**ЗАДАНИЕ A**
Выпишите из фрагмента о Толстом все названия книг и романов, которые в нем упоминаются.

**ФРАГМЕНТ ТЕКСТА**
⟨

Не кажется ли вам, что иудаизм Льву Толстому был ближе, нежели христианство?

На самом деле диагноз Толстому, что Толстой по природе своей более ветхозаветен, чем новозаветен, он от многих исходил. Он исходил от Шестова, от его книги «О добре в мировоззрении Толстого и Ницше» (и Достоевского, уж за компанию). Он вообще, так сказать… Ну, то, что якобы Толстой не чувствовал благодати, не чувствовал христианства, не чувствовал духа причастия — это очень многие выводят, понимаете, из некоторых сцен «Воскресения», не без основания.

Мне это кажется неубедительным. Мне кажется, Толстой как раз из тех русских литераторов, который Бога видел, чувствовал, пребывал в диалоге. Для него диалог с отцом — нормальное состояние в дневниках. Наверное, потому, что сам был немного…

Правда ли, что в романе «Анна Каренина» Толстого Вронский старался избегать местоимений «ты» и «вы» в общении с Анной, так как «ты» — усиливает близость, а «вы» — звучит высокомерно?

⟩

**МАТЕРИАЛ ДЛЯ УПРАЖНЕНИЯ**
⟨

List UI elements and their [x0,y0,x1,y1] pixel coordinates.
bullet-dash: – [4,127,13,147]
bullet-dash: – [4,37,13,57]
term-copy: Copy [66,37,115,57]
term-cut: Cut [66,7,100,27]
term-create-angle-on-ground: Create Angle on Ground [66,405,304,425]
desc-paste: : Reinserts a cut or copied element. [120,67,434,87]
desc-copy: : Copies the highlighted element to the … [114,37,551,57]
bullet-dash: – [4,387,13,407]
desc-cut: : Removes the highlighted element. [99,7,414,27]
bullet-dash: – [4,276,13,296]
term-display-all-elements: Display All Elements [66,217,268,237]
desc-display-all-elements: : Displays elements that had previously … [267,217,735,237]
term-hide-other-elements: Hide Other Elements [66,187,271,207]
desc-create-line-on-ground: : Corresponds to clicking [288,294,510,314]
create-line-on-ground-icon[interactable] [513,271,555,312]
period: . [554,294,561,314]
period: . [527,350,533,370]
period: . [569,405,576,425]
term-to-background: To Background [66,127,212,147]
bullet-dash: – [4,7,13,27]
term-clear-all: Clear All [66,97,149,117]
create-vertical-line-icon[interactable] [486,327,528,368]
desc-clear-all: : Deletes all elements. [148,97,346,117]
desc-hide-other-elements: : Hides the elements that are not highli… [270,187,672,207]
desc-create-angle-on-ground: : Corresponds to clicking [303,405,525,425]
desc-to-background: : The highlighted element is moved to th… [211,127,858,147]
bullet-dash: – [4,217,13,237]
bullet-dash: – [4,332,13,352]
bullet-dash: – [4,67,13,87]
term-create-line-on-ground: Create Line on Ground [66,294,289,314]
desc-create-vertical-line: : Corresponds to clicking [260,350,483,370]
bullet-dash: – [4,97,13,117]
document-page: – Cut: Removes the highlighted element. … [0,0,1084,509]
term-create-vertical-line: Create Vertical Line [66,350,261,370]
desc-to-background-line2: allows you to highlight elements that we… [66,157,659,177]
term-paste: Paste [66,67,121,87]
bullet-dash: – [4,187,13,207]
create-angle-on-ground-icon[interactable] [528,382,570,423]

⟩

**ЗАДАНИЕ B**
Обновите записи от их начала до строки с «bullet-dash: – [4,217,13,237]» включительно, заменив «Corresponds to clicking» на «Equivalent to clicking» и ничего больше не меняя. Приведите только эти строки.

**ОТВЕТ A**
«О добре в мировоззрении Толстого и Ницше»
«Воскресения»
«Анна Каренина»

**ОТВЕТ B**
List UI elements and their [x0,y0,x1,y1] pixel coordinates.
bullet-dash: – [4,127,13,147]
bullet-dash: – [4,37,13,57]
term-copy: Copy [66,37,115,57]
term-cut: Cut [66,7,100,27]
term-create-angle-on-ground: Create Angle on Ground [66,405,304,425]
desc-paste: : Reinserts a cut or copied element. [120,67,434,87]
desc-copy: : Copies the highlighted element to the … [114,37,551,57]
bullet-dash: – [4,387,13,407]
desc-cut: : Removes the highlighted element. [99,7,414,27]
bullet-dash: – [4,276,13,296]
term-display-all-elements: Display All Elements [66,217,268,237]
desc-display-all-elements: : Displays elements that had previously … [267,217,735,237]
term-hide-other-elements: Hide Other Elements [66,187,271,207]
desc-create-line-on-ground: : Equivalent to clicking [288,294,510,314]
create-line-on-ground-icon[interactable] [513,271,555,312]
period: . [554,294,561,314]
period: . [527,350,533,370]
period: . [569,405,576,425]
term-to-background: To Background [66,127,212,147]
bullet-dash: – [4,7,13,27]
term-clear-all: Clear All [66,97,149,117]
create-vertical-line-icon[interactable] [486,327,528,368]
desc-clear-all: : Deletes all elements. [148,97,346,117]
desc-hide-other-elements: : Hides the elements that are not highli… [270,187,672,207]
desc-create-angle-on-ground: : Equivalent to clicking [303,405,525,425]
desc-to-background: : The highlighted element is moved to th… [211,127,858,147]
bullet-dash: – [4,217,13,237]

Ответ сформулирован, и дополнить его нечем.